#### EXERCISE INSTRUCTIONS:
Leave out the pictures and restate the rest of the data exactly.

#### RECORDS:
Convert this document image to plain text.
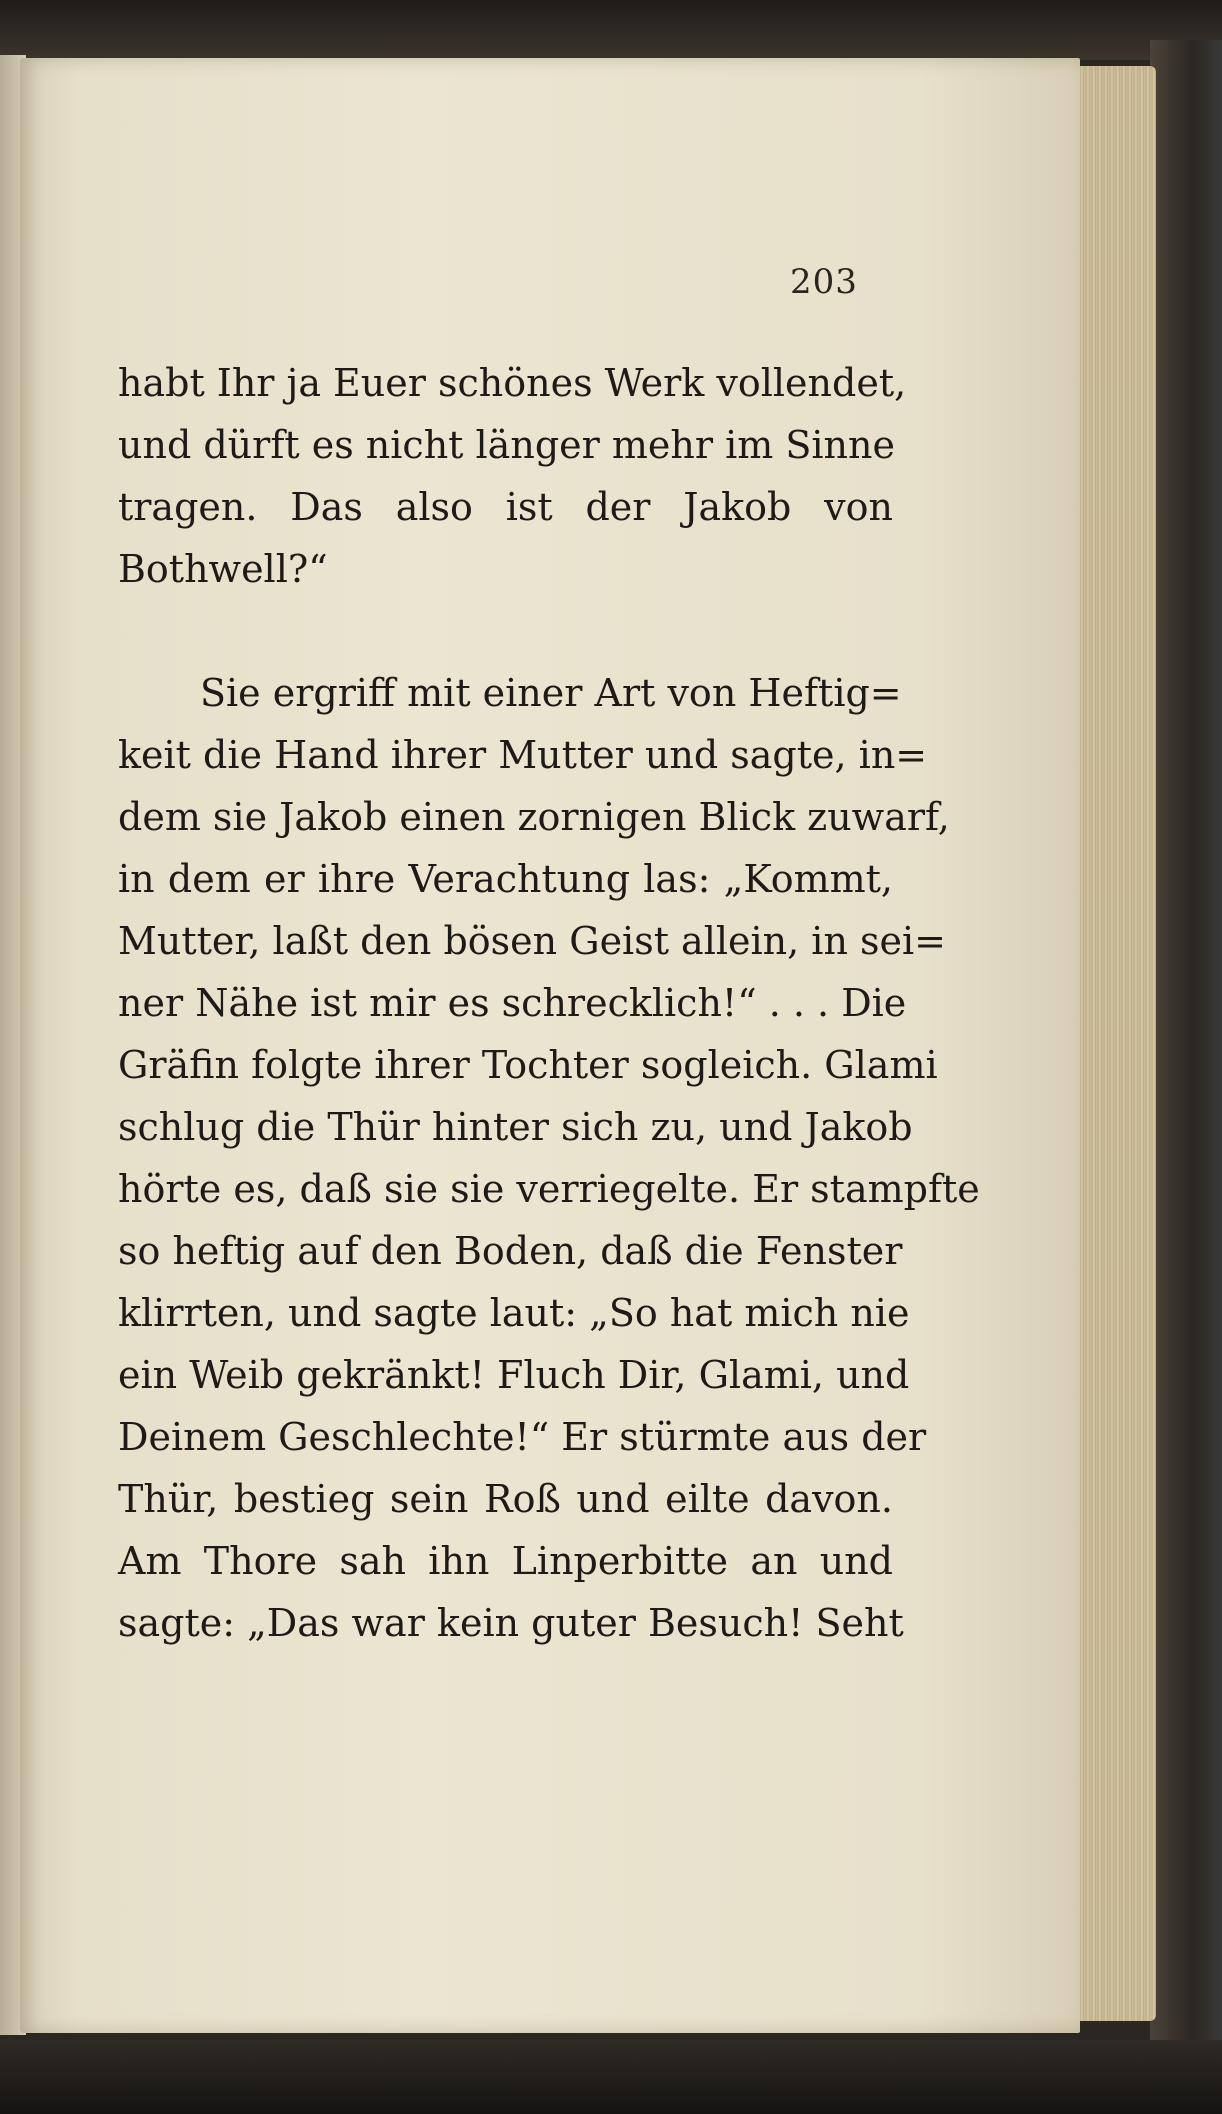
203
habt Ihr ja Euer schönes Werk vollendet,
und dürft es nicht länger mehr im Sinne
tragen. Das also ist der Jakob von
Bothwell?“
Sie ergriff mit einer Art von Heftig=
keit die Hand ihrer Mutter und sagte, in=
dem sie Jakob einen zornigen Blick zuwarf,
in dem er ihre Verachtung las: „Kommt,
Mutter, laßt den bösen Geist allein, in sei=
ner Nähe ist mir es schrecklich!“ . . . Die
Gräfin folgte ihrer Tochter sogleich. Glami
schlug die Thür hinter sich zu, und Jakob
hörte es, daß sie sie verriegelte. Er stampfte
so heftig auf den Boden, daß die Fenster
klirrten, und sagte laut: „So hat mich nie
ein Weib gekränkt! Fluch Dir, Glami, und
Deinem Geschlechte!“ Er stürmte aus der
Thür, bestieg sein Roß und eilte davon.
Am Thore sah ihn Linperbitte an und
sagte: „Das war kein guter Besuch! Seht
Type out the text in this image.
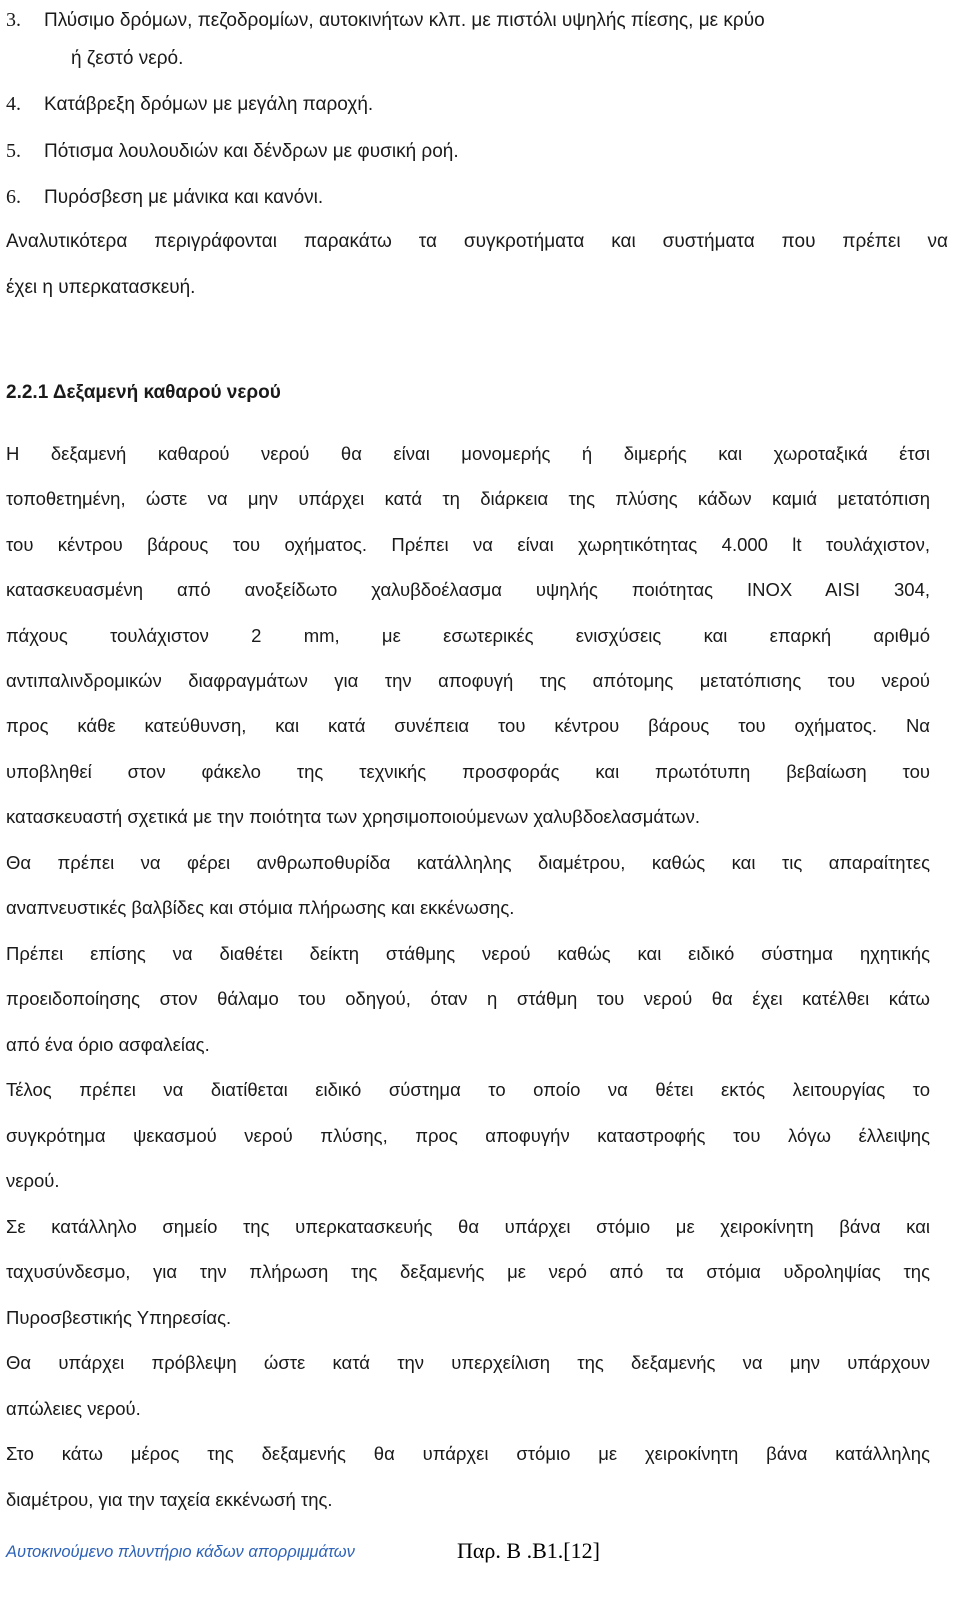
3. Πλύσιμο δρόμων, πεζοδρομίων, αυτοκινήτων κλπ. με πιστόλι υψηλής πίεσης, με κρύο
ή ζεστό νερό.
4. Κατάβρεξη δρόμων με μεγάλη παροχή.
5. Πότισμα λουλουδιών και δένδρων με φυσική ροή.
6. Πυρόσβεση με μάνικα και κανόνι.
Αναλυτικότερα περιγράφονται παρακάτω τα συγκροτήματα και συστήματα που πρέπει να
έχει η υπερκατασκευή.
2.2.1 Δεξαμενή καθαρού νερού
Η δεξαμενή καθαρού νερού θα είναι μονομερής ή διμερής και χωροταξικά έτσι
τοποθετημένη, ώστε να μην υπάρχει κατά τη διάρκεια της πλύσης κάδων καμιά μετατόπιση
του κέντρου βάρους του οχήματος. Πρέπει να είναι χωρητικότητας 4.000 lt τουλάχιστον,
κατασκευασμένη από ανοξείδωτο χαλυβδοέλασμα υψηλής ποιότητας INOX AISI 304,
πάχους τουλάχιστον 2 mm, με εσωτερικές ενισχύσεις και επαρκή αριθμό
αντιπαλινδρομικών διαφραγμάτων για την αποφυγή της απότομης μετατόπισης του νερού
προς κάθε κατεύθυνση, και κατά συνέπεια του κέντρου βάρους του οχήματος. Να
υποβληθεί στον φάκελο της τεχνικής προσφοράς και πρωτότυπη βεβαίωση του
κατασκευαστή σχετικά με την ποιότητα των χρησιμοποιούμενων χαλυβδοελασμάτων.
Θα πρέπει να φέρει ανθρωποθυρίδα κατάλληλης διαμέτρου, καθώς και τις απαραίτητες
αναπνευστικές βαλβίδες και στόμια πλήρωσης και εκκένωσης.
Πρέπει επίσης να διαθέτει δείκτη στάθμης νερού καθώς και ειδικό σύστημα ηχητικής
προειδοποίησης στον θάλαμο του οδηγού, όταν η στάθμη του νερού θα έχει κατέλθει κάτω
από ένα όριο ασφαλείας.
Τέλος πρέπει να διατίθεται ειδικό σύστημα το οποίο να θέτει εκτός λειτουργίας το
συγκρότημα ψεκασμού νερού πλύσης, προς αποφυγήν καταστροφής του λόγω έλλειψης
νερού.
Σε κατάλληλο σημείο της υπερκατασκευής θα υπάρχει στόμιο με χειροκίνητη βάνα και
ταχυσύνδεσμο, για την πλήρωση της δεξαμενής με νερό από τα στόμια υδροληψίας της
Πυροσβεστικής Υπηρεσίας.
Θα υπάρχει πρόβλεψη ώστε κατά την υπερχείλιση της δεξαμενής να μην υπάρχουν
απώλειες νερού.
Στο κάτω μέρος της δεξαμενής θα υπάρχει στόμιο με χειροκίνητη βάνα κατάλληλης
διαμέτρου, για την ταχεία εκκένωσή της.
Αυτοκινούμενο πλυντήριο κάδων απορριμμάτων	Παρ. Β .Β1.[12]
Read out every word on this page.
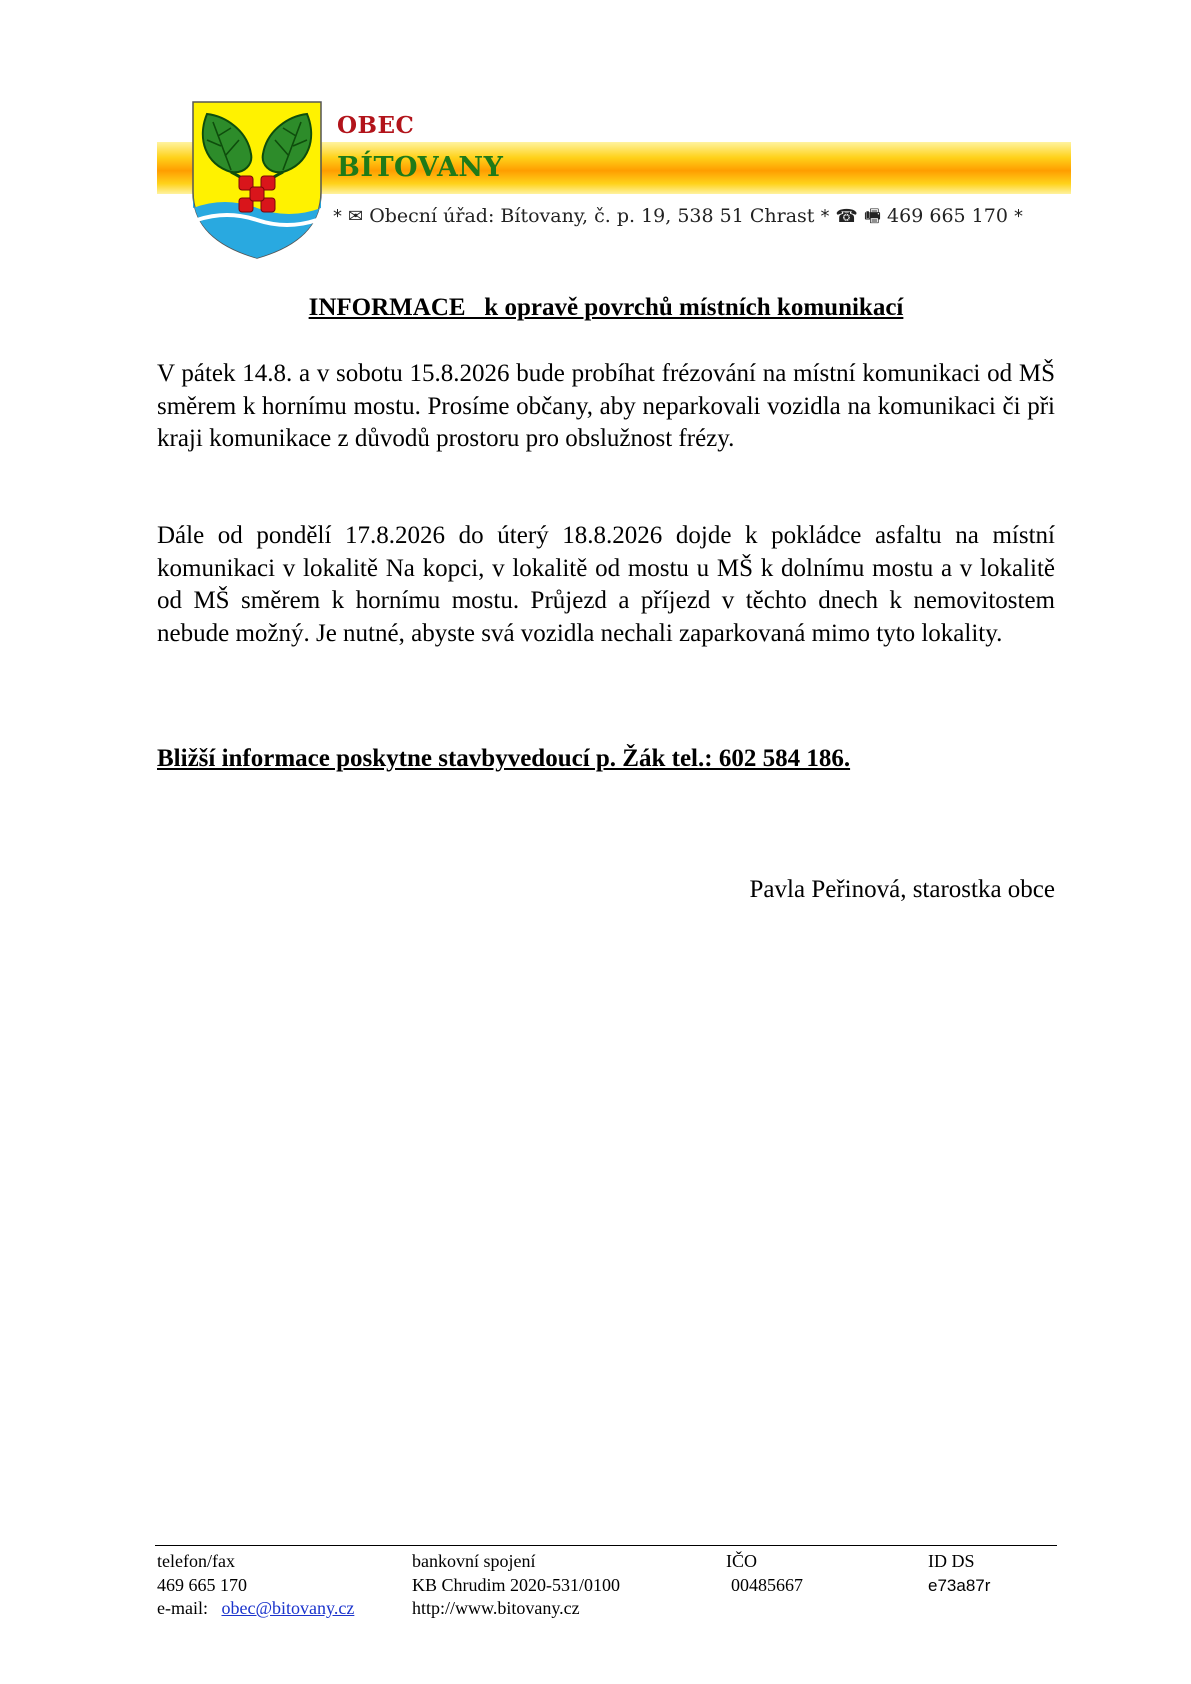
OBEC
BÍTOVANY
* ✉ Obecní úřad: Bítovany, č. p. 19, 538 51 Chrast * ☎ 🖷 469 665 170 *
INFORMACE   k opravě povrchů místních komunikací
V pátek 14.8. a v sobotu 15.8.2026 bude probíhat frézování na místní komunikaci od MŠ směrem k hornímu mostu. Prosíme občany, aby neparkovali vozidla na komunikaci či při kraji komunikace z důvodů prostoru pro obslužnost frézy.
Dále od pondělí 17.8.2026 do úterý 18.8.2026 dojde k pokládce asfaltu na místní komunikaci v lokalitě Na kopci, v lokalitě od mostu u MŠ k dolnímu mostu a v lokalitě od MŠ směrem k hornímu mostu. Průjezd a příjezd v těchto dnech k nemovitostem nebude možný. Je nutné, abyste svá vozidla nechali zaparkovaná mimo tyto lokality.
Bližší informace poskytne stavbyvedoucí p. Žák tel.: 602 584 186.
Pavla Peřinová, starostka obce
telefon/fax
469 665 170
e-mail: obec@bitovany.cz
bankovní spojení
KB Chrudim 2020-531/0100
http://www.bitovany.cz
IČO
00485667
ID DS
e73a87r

#### ANSWER BELOW:
Convert this document image to plain text.
203
habt Ihr ja Euer schönes Werk vollendet,
und dürft es nicht länger mehr im Sinne
tragen. Das also ist der Jakob von
Bothwell?“
Sie ergriff mit einer Art von Heftig=
keit die Hand ihrer Mutter und sagte, in=
dem sie Jakob einen zornigen Blick zuwarf,
in dem er ihre Verachtung las: „Kommt,
Mutter, laßt den bösen Geist allein, in sei=
ner Nähe ist mir es schrecklich!“ . . . Die
Gräfin folgte ihrer Tochter sogleich. Glami
schlug die Thür hinter sich zu, und Jakob
hörte es, daß sie sie verriegelte. Er stampfte
so heftig auf den Boden, daß die Fenster
klirrten, und sagte laut: „So hat mich nie
ein Weib gekränkt! Fluch Dir, Glami, und
Deinem Geschlechte!“ Er stürmte aus der
Thür, bestieg sein Roß und eilte davon.
Am Thore sah ihn Linperbitte an und
sagte: „Das war kein guter Besuch! Seht
Type out the text in this image.
3. Πλύσιμο δρόμων, πεζοδρομίων, αυτοκινήτων κλπ. με πιστόλι υψηλής πίεσης, με κρύο
ή ζεστό νερό.
4. Κατάβρεξη δρόμων με μεγάλη παροχή.
5. Πότισμα λουλουδιών και δένδρων με φυσική ροή.
6. Πυρόσβεση με μάνικα και κανόνι.
Αναλυτικότερα περιγράφονται παρακάτω τα συγκροτήματα και συστήματα που πρέπει να
έχει η υπερκατασκευή.
2.2.1 Δεξαμενή καθαρού νερού
Η δεξαμενή καθαρού νερού θα είναι μονομερής ή διμερής και χωροταξικά έτσι
τοποθετημένη, ώστε να μην υπάρχει κατά τη διάρκεια της πλύσης κάδων καμιά μετατόπιση
του κέντρου βάρους του οχήματος. Πρέπει να είναι χωρητικότητας 4.000 lt τουλάχιστον,
κατασκευασμένη από ανοξείδωτο χαλυβδοέλασμα υψηλής ποιότητας INOX AISI 304,
πάχους τουλάχιστον 2 mm, με εσωτερικές ενισχύσεις και επαρκή αριθμό
αντιπαλινδρομικών διαφραγμάτων για την αποφυγή της απότομης μετατόπισης του νερού
προς κάθε κατεύθυνση, και κατά συνέπεια του κέντρου βάρους του οχήματος. Να
υποβληθεί στον φάκελο της τεχνικής προσφοράς και πρωτότυπη βεβαίωση του
κατασκευαστή σχετικά με την ποιότητα των χρησιμοποιούμενων χαλυβδοελασμάτων.
Θα πρέπει να φέρει ανθρωποθυρίδα κατάλληλης διαμέτρου, καθώς και τις απαραίτητες
αναπνευστικές βαλβίδες και στόμια πλήρωσης και εκκένωσης.
Πρέπει επίσης να διαθέτει δείκτη στάθμης νερού καθώς και ειδικό σύστημα ηχητικής
προειδοποίησης στον θάλαμο του οδηγού, όταν η στάθμη του νερού θα έχει κατέλθει κάτω
από ένα όριο ασφαλείας.
Τέλος πρέπει να διατίθεται ειδικό σύστημα το οποίο να θέτει εκτός λειτουργίας το
συγκρότημα ψεκασμού νερού πλύσης, προς αποφυγήν καταστροφής του λόγω έλλειψης
νερού.
Σε κατάλληλο σημείο της υπερκατασκευής θα υπάρχει στόμιο με χειροκίνητη βάνα και
ταχυσύνδεσμο, για την πλήρωση της δεξαμενής με νερό από τα στόμια υδροληψίας της
Πυροσβεστικής Υπηρεσίας.
Θα υπάρχει πρόβλεψη ώστε κατά την υπερχείλιση της δεξαμενής να μην υπάρχουν
απώλειες νερού.
Στο κάτω μέρος της δεξαμενής θα υπάρχει στόμιο με χειροκίνητη βάνα κατάλληλης
διαμέτρου, για την ταχεία εκκένωσή της.
Αυτοκινούμενο πλυντήριο κάδων απορριμμάτων	Παρ. Β .Β1.[12]
Read out every word on this page.
OBEC
BÍTOVANY
* ✉ Obecní úřad: Bítovany, č. p. 19, 538 51 Chrast * ☎ 🖷 469 665 170 *
INFORMACE   k opravě povrchů místních komunikací
V pátek 14.8. a v sobotu 15.8.2026 bude probíhat frézování na místní komunikaci od MŠ směrem k hornímu mostu. Prosíme občany, aby neparkovali vozidla na komunikaci či při kraji komunikace z důvodů prostoru pro obslužnost frézy.
Dále od pondělí 17.8.2026 do úterý 18.8.2026 dojde k pokládce asfaltu na místní komunikaci v lokalitě Na kopci, v lokalitě od mostu u MŠ k dolnímu mostu a v lokalitě od MŠ směrem k hornímu mostu. Průjezd a příjezd v těchto dnech k nemovitostem nebude možný. Je nutné, abyste svá vozidla nechali zaparkovaná mimo tyto lokality.
Bližší informace poskytne stavbyvedoucí p. Žák tel.: 602 584 186.
Pavla Peřinová, starostka obce
telefon/fax
469 665 170
e-mail: obec@bitovany.cz
bankovní spojení
KB Chrudim 2020-531/0100
http://www.bitovany.cz
IČO
00485667
ID DS
e73a87r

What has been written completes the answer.